TASK OBJECTIVE:
Set down each entry from the block beneath, exactly as written.
◆ ◆ ◆
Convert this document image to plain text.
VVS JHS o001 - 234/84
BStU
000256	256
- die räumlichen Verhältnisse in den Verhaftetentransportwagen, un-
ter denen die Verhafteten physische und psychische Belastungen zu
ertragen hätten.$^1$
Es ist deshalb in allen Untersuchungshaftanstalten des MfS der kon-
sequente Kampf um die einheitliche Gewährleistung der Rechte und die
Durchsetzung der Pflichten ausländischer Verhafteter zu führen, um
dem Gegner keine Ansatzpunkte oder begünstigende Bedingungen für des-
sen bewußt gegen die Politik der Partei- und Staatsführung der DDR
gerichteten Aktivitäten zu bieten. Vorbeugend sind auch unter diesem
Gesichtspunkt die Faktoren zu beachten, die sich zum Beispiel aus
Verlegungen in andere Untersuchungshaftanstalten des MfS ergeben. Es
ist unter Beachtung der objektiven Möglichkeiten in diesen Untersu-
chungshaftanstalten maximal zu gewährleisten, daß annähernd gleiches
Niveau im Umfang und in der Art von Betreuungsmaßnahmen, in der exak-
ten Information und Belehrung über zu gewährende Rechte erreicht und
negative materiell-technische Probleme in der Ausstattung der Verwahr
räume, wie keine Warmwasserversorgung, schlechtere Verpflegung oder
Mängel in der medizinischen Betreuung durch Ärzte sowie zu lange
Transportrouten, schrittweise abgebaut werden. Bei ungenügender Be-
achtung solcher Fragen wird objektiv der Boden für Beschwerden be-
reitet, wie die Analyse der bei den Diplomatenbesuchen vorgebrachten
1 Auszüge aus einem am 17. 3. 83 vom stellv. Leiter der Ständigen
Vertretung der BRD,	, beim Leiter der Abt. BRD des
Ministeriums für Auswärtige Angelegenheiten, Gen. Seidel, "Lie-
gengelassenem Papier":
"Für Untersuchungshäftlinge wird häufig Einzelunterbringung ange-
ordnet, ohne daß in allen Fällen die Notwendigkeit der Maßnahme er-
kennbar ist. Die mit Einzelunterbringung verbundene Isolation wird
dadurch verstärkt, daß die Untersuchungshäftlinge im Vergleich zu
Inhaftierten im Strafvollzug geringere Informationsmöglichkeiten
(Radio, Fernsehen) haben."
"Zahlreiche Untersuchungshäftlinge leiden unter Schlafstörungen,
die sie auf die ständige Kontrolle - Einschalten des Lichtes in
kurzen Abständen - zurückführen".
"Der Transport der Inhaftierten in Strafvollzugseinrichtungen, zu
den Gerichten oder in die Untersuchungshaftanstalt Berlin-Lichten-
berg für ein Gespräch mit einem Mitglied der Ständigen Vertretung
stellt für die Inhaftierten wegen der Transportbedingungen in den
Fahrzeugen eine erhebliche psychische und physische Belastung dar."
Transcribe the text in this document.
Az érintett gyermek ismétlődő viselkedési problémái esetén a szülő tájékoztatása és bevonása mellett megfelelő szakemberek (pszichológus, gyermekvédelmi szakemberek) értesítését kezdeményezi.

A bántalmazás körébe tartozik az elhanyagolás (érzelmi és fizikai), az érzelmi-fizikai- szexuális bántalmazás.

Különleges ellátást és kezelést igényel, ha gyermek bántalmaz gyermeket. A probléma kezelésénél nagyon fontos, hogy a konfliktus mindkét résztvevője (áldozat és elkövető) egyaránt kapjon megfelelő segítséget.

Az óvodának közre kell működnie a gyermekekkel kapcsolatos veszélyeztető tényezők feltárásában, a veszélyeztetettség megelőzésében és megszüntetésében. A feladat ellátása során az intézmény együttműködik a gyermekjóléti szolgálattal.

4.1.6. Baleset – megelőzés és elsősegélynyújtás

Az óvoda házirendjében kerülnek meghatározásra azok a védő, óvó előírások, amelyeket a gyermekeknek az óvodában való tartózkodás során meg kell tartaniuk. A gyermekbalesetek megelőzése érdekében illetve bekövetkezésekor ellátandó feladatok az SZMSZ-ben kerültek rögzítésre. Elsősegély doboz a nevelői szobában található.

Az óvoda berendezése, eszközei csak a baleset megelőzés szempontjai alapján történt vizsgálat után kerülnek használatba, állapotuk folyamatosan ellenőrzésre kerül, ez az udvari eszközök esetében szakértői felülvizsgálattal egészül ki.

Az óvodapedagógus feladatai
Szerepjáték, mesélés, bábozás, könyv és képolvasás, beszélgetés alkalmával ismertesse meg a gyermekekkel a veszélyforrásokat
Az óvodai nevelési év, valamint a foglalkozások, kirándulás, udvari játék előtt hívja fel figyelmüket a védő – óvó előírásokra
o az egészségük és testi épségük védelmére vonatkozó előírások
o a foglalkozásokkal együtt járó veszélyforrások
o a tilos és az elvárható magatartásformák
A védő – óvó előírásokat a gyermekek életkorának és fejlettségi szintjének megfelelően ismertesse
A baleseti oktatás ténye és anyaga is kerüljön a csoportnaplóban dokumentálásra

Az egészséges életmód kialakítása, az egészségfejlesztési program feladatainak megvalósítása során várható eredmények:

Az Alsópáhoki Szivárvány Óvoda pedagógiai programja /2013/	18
◆ ◆ ◆
ANSWER TO THE PROBLEM:
Convert this document image to plain text.
VVS JHS o001 - 234/84
BStU
000256	256
- die räumlichen Verhältnisse in den Verhaftetentransportwagen, un-
ter denen die Verhafteten physische und psychische Belastungen zu
ertragen hätten.$^1$
Es ist deshalb in allen Untersuchungshaftanstalten des MfS der kon-
sequente Kampf um die einheitliche Gewährleistung der Rechte und die
Durchsetzung der Pflichten ausländischer Verhafteter zu führen, um
dem Gegner keine Ansatzpunkte oder begünstigende Bedingungen für des-
sen bewußt gegen die Politik der Partei- und Staatsführung der DDR
gerichteten Aktivitäten zu bieten. Vorbeugend sind auch unter diesem
Gesichtspunkt die Faktoren zu beachten, die sich zum Beispiel aus
Verlegungen in andere Untersuchungshaftanstalten des MfS ergeben. Es
ist unter Beachtung der objektiven Möglichkeiten in diesen Untersu-
chungshaftanstalten maximal zu gewährleisten, daß annähernd gleiches
Niveau im Umfang und in der Art von Betreuungsmaßnahmen, in der exak-
ten Information und Belehrung über zu gewährende Rechte erreicht und
negative materiell-technische Probleme in der Ausstattung der Verwahr
räume, wie keine Warmwasserversorgung, schlechtere Verpflegung oder
Mängel in der medizinischen Betreuung durch Ärzte sowie zu lange
Transportrouten, schrittweise abgebaut werden. Bei ungenügender Be-
achtung solcher Fragen wird objektiv der Boden für Beschwerden be-
reitet, wie die Analyse der bei den Diplomatenbesuchen vorgebrachten
1 Auszüge aus einem am 17. 3. 83 vom stellv. Leiter der Ständigen
Vertretung der BRD,	, beim Leiter der Abt. BRD des
Ministeriums für Auswärtige Angelegenheiten, Gen. Seidel, "Lie-
gengelassenem Papier":
"Für Untersuchungshäftlinge wird häufig Einzelunterbringung ange-
ordnet, ohne daß in allen Fällen die Notwendigkeit der Maßnahme er-
kennbar ist. Die mit Einzelunterbringung verbundene Isolation wird
dadurch verstärkt, daß die Untersuchungshäftlinge im Vergleich zu
Inhaftierten im Strafvollzug geringere Informationsmöglichkeiten
(Radio, Fernsehen) haben."
"Zahlreiche Untersuchungshäftlinge leiden unter Schlafstörungen,
die sie auf die ständige Kontrolle - Einschalten des Lichtes in
kurzen Abständen - zurückführen".
"Der Transport der Inhaftierten in Strafvollzugseinrichtungen, zu
den Gerichten oder in die Untersuchungshaftanstalt Berlin-Lichten-
berg für ein Gespräch mit einem Mitglied der Ständigen Vertretung
stellt für die Inhaftierten wegen der Transportbedingungen in den
Fahrzeugen eine erhebliche psychische und physische Belastung dar."
Transcribe the text in this document.
Az érintett gyermek ismétlődő viselkedési problémái esetén a szülő tájékoztatása és bevonása mellett megfelelő szakemberek (pszichológus, gyermekvédelmi szakemberek) értesítését kezdeményezi.

A bántalmazás körébe tartozik az elhanyagolás (érzelmi és fizikai), az érzelmi-fizikai- szexuális bántalmazás.

Különleges ellátást és kezelést igényel, ha gyermek bántalmaz gyermeket. A probléma kezelésénél nagyon fontos, hogy a konfliktus mindkét résztvevője (áldozat és elkövető) egyaránt kapjon megfelelő segítséget.

Az óvodának közre kell működnie a gyermekekkel kapcsolatos veszélyeztető tényezők feltárásában, a veszélyeztetettség megelőzésében és megszüntetésében. A feladat ellátása során az intézmény együttműködik a gyermekjóléti szolgálattal.

4.1.6. Baleset – megelőzés és elsősegélynyújtás

Az óvoda házirendjében kerülnek meghatározásra azok a védő, óvó előírások, amelyeket a gyermekeknek az óvodában való tartózkodás során meg kell tartaniuk. A gyermekbalesetek megelőzése érdekében illetve bekövetkezésekor ellátandó feladatok az SZMSZ-ben kerültek rögzítésre. Elsősegély doboz a nevelői szobában található.

Az óvoda berendezése, eszközei csak a baleset megelőzés szempontjai alapján történt vizsgálat után kerülnek használatba, állapotuk folyamatosan ellenőrzésre kerül, ez az udvari eszközök esetében szakértői felülvizsgálattal egészül ki.

Az óvodapedagógus feladatai
Szerepjáték, mesélés, bábozás, könyv és képolvasás, beszélgetés alkalmával ismertesse meg a gyermekekkel a veszélyforrásokat
Az óvodai nevelési év, valamint a foglalkozások, kirándulás, udvari játék előtt hívja fel figyelmüket a védő – óvó előírásokra
o az egészségük és testi épségük védelmére vonatkozó előírások
o a foglalkozásokkal együtt járó veszélyforrások
o a tilos és az elvárható magatartásformák
A védő – óvó előírásokat a gyermekek életkorának és fejlettségi szintjének megfelelően ismertesse
A baleseti oktatás ténye és anyaga is kerüljön a csoportnaplóban dokumentálásra

Az egészséges életmód kialakítása, az egészségfejlesztési program feladatainak megvalósítása során várható eredmények:

Az Alsópáhoki Szivárvány Óvoda pedagógiai programja /2013/	18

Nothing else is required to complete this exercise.